Set task: Select every line below containing the word "list".

-----

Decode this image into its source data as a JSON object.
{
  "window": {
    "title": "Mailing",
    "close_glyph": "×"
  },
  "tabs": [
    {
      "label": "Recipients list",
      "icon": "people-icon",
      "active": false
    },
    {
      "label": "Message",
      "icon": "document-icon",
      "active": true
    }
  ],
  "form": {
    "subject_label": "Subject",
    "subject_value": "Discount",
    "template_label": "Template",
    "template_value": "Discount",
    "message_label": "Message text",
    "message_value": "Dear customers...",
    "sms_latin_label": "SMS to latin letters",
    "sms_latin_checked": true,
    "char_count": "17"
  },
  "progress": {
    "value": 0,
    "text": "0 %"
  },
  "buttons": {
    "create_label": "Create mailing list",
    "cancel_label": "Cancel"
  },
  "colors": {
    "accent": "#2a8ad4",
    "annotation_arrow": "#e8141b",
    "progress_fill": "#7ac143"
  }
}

-----

Task output:
      "label": "Recipients list",
    "create_label": "Create mailing list",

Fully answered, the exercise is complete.